[Stored data]
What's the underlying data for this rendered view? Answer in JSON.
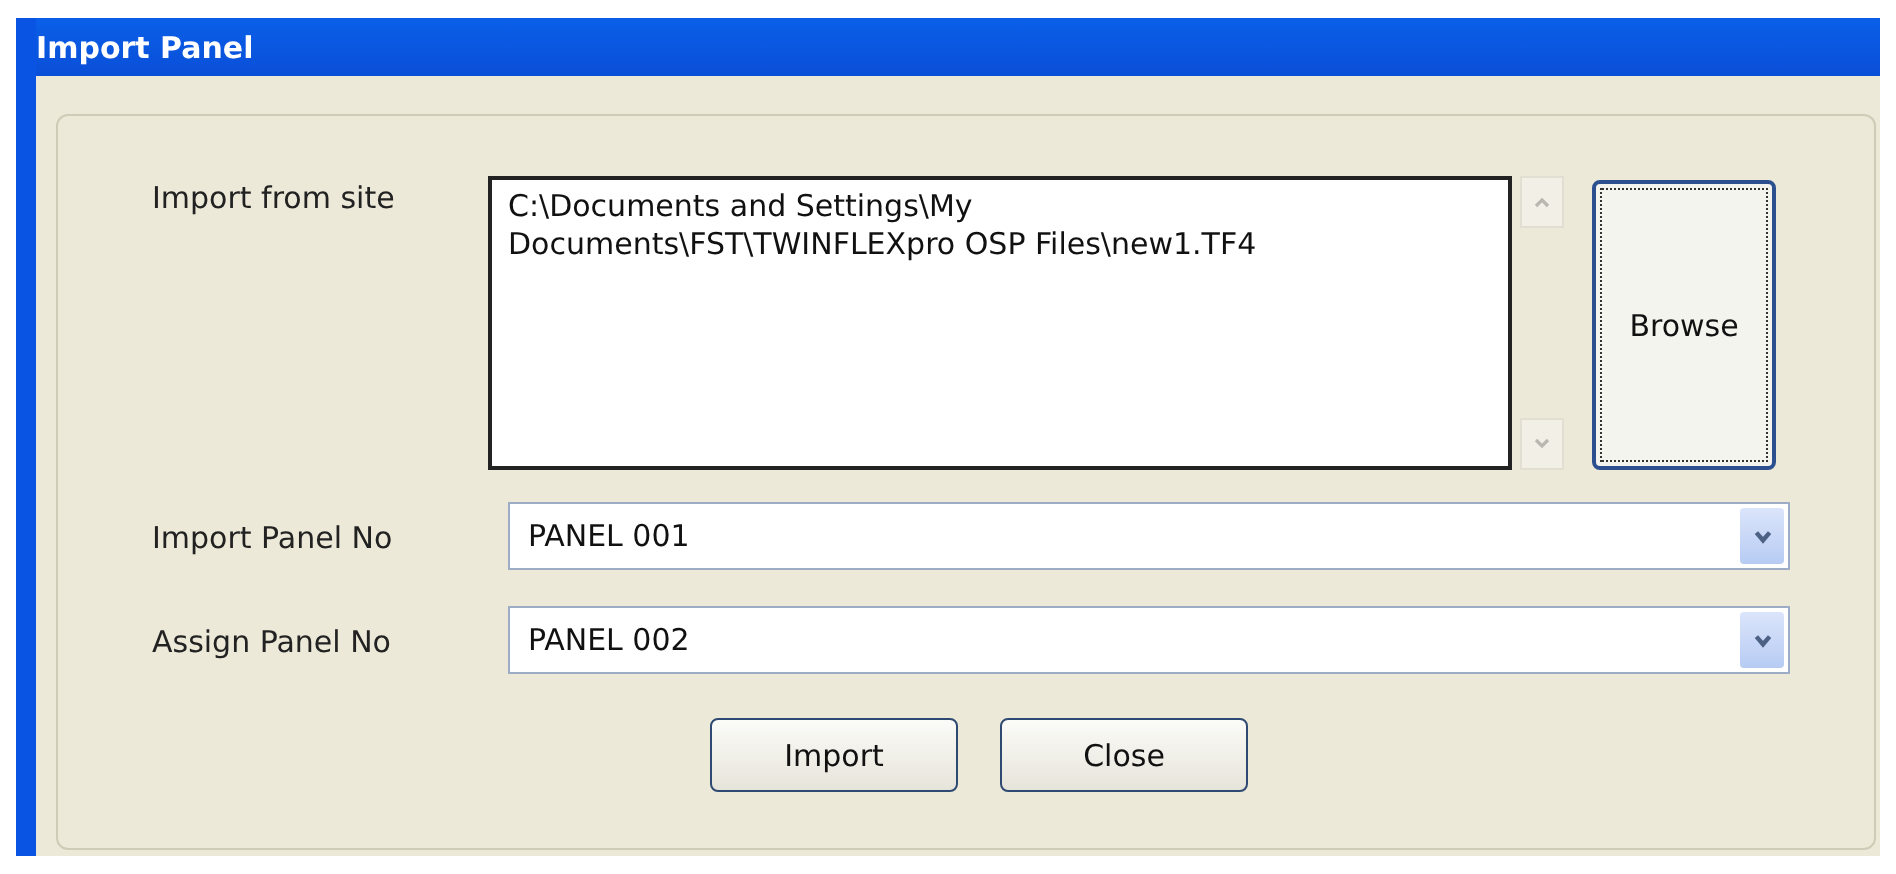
{
  "window": {
    "title": "Import Panel"
  },
  "import_from_site": {
    "label": "Import from site",
    "value": "C:\\Documents and Settings\\My Documents\\FST\\TWINFLEXpro OSP Files\\new1.TF4"
  },
  "browse_button": {
    "label": "Browse",
    "focused": true
  },
  "selects": [
    {
      "label": "Import Panel No",
      "value": "PANEL 001"
    },
    {
      "label": "Assign Panel No",
      "value": "PANEL 002"
    }
  ],
  "buttons": [
    "Import",
    "Close"
  ]
}
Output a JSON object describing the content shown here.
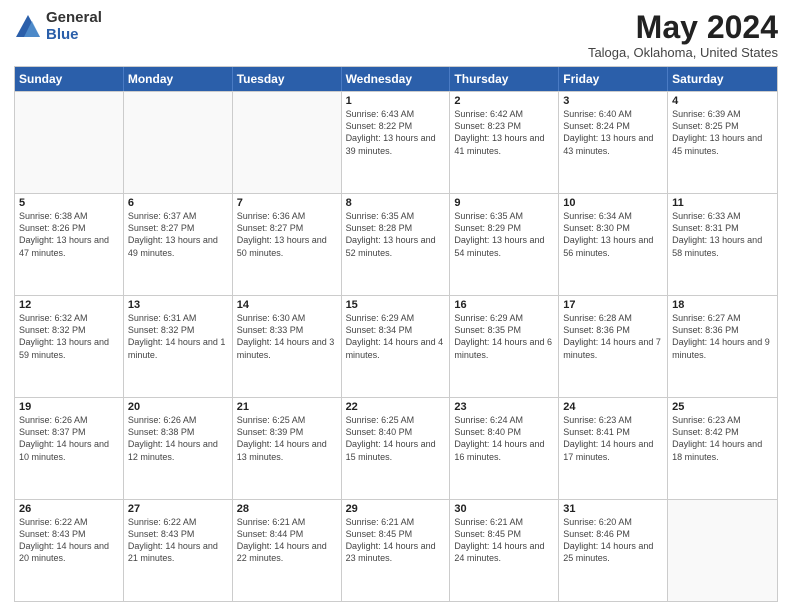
{
  "logo": {
    "general": "General",
    "blue": "Blue"
  },
  "title": {
    "month_year": "May 2024",
    "location": "Taloga, Oklahoma, United States"
  },
  "days_of_week": [
    "Sunday",
    "Monday",
    "Tuesday",
    "Wednesday",
    "Thursday",
    "Friday",
    "Saturday"
  ],
  "weeks": [
    [
      {
        "day": "",
        "sunrise": "",
        "sunset": "",
        "daylight": "",
        "empty": true
      },
      {
        "day": "",
        "sunrise": "",
        "sunset": "",
        "daylight": "",
        "empty": true
      },
      {
        "day": "",
        "sunrise": "",
        "sunset": "",
        "daylight": "",
        "empty": true
      },
      {
        "day": "1",
        "sunrise": "Sunrise: 6:43 AM",
        "sunset": "Sunset: 8:22 PM",
        "daylight": "Daylight: 13 hours and 39 minutes.",
        "empty": false
      },
      {
        "day": "2",
        "sunrise": "Sunrise: 6:42 AM",
        "sunset": "Sunset: 8:23 PM",
        "daylight": "Daylight: 13 hours and 41 minutes.",
        "empty": false
      },
      {
        "day": "3",
        "sunrise": "Sunrise: 6:40 AM",
        "sunset": "Sunset: 8:24 PM",
        "daylight": "Daylight: 13 hours and 43 minutes.",
        "empty": false
      },
      {
        "day": "4",
        "sunrise": "Sunrise: 6:39 AM",
        "sunset": "Sunset: 8:25 PM",
        "daylight": "Daylight: 13 hours and 45 minutes.",
        "empty": false
      }
    ],
    [
      {
        "day": "5",
        "sunrise": "Sunrise: 6:38 AM",
        "sunset": "Sunset: 8:26 PM",
        "daylight": "Daylight: 13 hours and 47 minutes.",
        "empty": false
      },
      {
        "day": "6",
        "sunrise": "Sunrise: 6:37 AM",
        "sunset": "Sunset: 8:27 PM",
        "daylight": "Daylight: 13 hours and 49 minutes.",
        "empty": false
      },
      {
        "day": "7",
        "sunrise": "Sunrise: 6:36 AM",
        "sunset": "Sunset: 8:27 PM",
        "daylight": "Daylight: 13 hours and 50 minutes.",
        "empty": false
      },
      {
        "day": "8",
        "sunrise": "Sunrise: 6:35 AM",
        "sunset": "Sunset: 8:28 PM",
        "daylight": "Daylight: 13 hours and 52 minutes.",
        "empty": false
      },
      {
        "day": "9",
        "sunrise": "Sunrise: 6:35 AM",
        "sunset": "Sunset: 8:29 PM",
        "daylight": "Daylight: 13 hours and 54 minutes.",
        "empty": false
      },
      {
        "day": "10",
        "sunrise": "Sunrise: 6:34 AM",
        "sunset": "Sunset: 8:30 PM",
        "daylight": "Daylight: 13 hours and 56 minutes.",
        "empty": false
      },
      {
        "day": "11",
        "sunrise": "Sunrise: 6:33 AM",
        "sunset": "Sunset: 8:31 PM",
        "daylight": "Daylight: 13 hours and 58 minutes.",
        "empty": false
      }
    ],
    [
      {
        "day": "12",
        "sunrise": "Sunrise: 6:32 AM",
        "sunset": "Sunset: 8:32 PM",
        "daylight": "Daylight: 13 hours and 59 minutes.",
        "empty": false
      },
      {
        "day": "13",
        "sunrise": "Sunrise: 6:31 AM",
        "sunset": "Sunset: 8:32 PM",
        "daylight": "Daylight: 14 hours and 1 minute.",
        "empty": false
      },
      {
        "day": "14",
        "sunrise": "Sunrise: 6:30 AM",
        "sunset": "Sunset: 8:33 PM",
        "daylight": "Daylight: 14 hours and 3 minutes.",
        "empty": false
      },
      {
        "day": "15",
        "sunrise": "Sunrise: 6:29 AM",
        "sunset": "Sunset: 8:34 PM",
        "daylight": "Daylight: 14 hours and 4 minutes.",
        "empty": false
      },
      {
        "day": "16",
        "sunrise": "Sunrise: 6:29 AM",
        "sunset": "Sunset: 8:35 PM",
        "daylight": "Daylight: 14 hours and 6 minutes.",
        "empty": false
      },
      {
        "day": "17",
        "sunrise": "Sunrise: 6:28 AM",
        "sunset": "Sunset: 8:36 PM",
        "daylight": "Daylight: 14 hours and 7 minutes.",
        "empty": false
      },
      {
        "day": "18",
        "sunrise": "Sunrise: 6:27 AM",
        "sunset": "Sunset: 8:36 PM",
        "daylight": "Daylight: 14 hours and 9 minutes.",
        "empty": false
      }
    ],
    [
      {
        "day": "19",
        "sunrise": "Sunrise: 6:26 AM",
        "sunset": "Sunset: 8:37 PM",
        "daylight": "Daylight: 14 hours and 10 minutes.",
        "empty": false
      },
      {
        "day": "20",
        "sunrise": "Sunrise: 6:26 AM",
        "sunset": "Sunset: 8:38 PM",
        "daylight": "Daylight: 14 hours and 12 minutes.",
        "empty": false
      },
      {
        "day": "21",
        "sunrise": "Sunrise: 6:25 AM",
        "sunset": "Sunset: 8:39 PM",
        "daylight": "Daylight: 14 hours and 13 minutes.",
        "empty": false
      },
      {
        "day": "22",
        "sunrise": "Sunrise: 6:25 AM",
        "sunset": "Sunset: 8:40 PM",
        "daylight": "Daylight: 14 hours and 15 minutes.",
        "empty": false
      },
      {
        "day": "23",
        "sunrise": "Sunrise: 6:24 AM",
        "sunset": "Sunset: 8:40 PM",
        "daylight": "Daylight: 14 hours and 16 minutes.",
        "empty": false
      },
      {
        "day": "24",
        "sunrise": "Sunrise: 6:23 AM",
        "sunset": "Sunset: 8:41 PM",
        "daylight": "Daylight: 14 hours and 17 minutes.",
        "empty": false
      },
      {
        "day": "25",
        "sunrise": "Sunrise: 6:23 AM",
        "sunset": "Sunset: 8:42 PM",
        "daylight": "Daylight: 14 hours and 18 minutes.",
        "empty": false
      }
    ],
    [
      {
        "day": "26",
        "sunrise": "Sunrise: 6:22 AM",
        "sunset": "Sunset: 8:43 PM",
        "daylight": "Daylight: 14 hours and 20 minutes.",
        "empty": false
      },
      {
        "day": "27",
        "sunrise": "Sunrise: 6:22 AM",
        "sunset": "Sunset: 8:43 PM",
        "daylight": "Daylight: 14 hours and 21 minutes.",
        "empty": false
      },
      {
        "day": "28",
        "sunrise": "Sunrise: 6:21 AM",
        "sunset": "Sunset: 8:44 PM",
        "daylight": "Daylight: 14 hours and 22 minutes.",
        "empty": false
      },
      {
        "day": "29",
        "sunrise": "Sunrise: 6:21 AM",
        "sunset": "Sunset: 8:45 PM",
        "daylight": "Daylight: 14 hours and 23 minutes.",
        "empty": false
      },
      {
        "day": "30",
        "sunrise": "Sunrise: 6:21 AM",
        "sunset": "Sunset: 8:45 PM",
        "daylight": "Daylight: 14 hours and 24 minutes.",
        "empty": false
      },
      {
        "day": "31",
        "sunrise": "Sunrise: 6:20 AM",
        "sunset": "Sunset: 8:46 PM",
        "daylight": "Daylight: 14 hours and 25 minutes.",
        "empty": false
      },
      {
        "day": "",
        "sunrise": "",
        "sunset": "",
        "daylight": "",
        "empty": true
      }
    ]
  ]
}
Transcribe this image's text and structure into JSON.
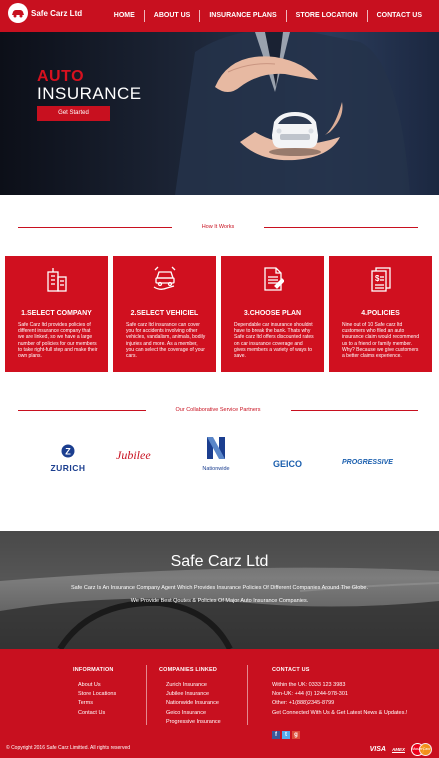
{
  "brand": {
    "name": "Safe Carz Ltd"
  },
  "nav": {
    "links": [
      {
        "label": "HOME"
      },
      {
        "label": "ABOUT US"
      },
      {
        "label": "INSURANCE PLANS"
      },
      {
        "label": "STORE LOCATION"
      },
      {
        "label": "CONTACT US"
      }
    ]
  },
  "hero": {
    "title_line1": "AUTO",
    "title_line2": "INSURANCE",
    "cta": "Get Started"
  },
  "how_it_works": {
    "heading": "How It Works",
    "cards": [
      {
        "icon": "building-icon",
        "title": "1.SELECT COMPANY",
        "text": "Safe Carz ltd provides policies of different insurance company that we are linked, so we have a large number of policies for our members to take right-full step and make their own plans."
      },
      {
        "icon": "car-hand-icon",
        "title": "2.SELECT VEHICIEL",
        "text": "Safe carz ltd insurance can cover you for accidents involving other vehicles, vandalism, animals, bodily injuries and more. As a member, you can select the coverage of your cars."
      },
      {
        "icon": "document-icon",
        "title": "3.CHOOSE PLAN",
        "text": "Dependable car insurance shouldnt have to break the bank. Thats why Safe carz ltd offers discounted rates on car insurance coverage and gives members a variety of ways to save."
      },
      {
        "icon": "policy-icon",
        "title": "4.POLICIES",
        "text": "Nine out of 10 Safe carz ltd customers who filed an auto insurance claim would recommend us to a friend or family member. Why? Because we give customers a better claims experience."
      }
    ]
  },
  "partners": {
    "heading": "Our Collaborative Service Partners",
    "logos": [
      {
        "name": "ZURICH",
        "color": "#1b3e8f"
      },
      {
        "name": "Jubilee",
        "color": "#c8101f"
      },
      {
        "name": "Nationwide",
        "color": "#1b3e8f"
      },
      {
        "name": "GEICO",
        "color": "#1b5fae"
      },
      {
        "name": "PROGRESSIVE",
        "color": "#1b5fae"
      }
    ]
  },
  "banner": {
    "title": "Safe Carz Ltd",
    "line1": "Safe Carz Is An Insurance Company Agent Which Provides Insurance Policies Of Different Companies Around The Globe.",
    "line2": "We Provide Best Qoutes & Policies Of Major Auto Insurance Companies."
  },
  "footer": {
    "information": {
      "heading": "INFORMATION",
      "items": [
        "About Us",
        "Store Locations",
        "Terms",
        "Contact Us"
      ]
    },
    "companies": {
      "heading": "COMPANIES LINKED",
      "items": [
        "Zurich Insurance",
        "Jubilee Insurance",
        "Nationwide Insurance",
        "Geico Insurance",
        "Progressive Insurance"
      ]
    },
    "contact": {
      "heading": "CONTACT US",
      "uk": "Within the UK: 0333 123 3983",
      "non_uk": "Non-UK: +44 (0) 1244-978-301",
      "other": "Other: +1(888)2345-8799",
      "newsletter": "Get Connected With Us & Get Latest News & Updates.!"
    },
    "copyright": "© Copyright 2016 Safe Carz Limitted. All rights reserved",
    "payments": [
      "VISA",
      "AMEX",
      "MasterCard"
    ]
  },
  "colors": {
    "brand_red": "#c8101f",
    "white": "#ffffff"
  }
}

WORK TO BE COMPLETED => Copy and report every line where the word "heading" is present.

THE COMPLETED TASK =>
    "heading": "How It Works",
    "heading": "Our Collaborative Service Partners",
      "heading": "INFORMATION",
      "heading": "COMPANIES LINKED",
      "heading": "CONTACT US",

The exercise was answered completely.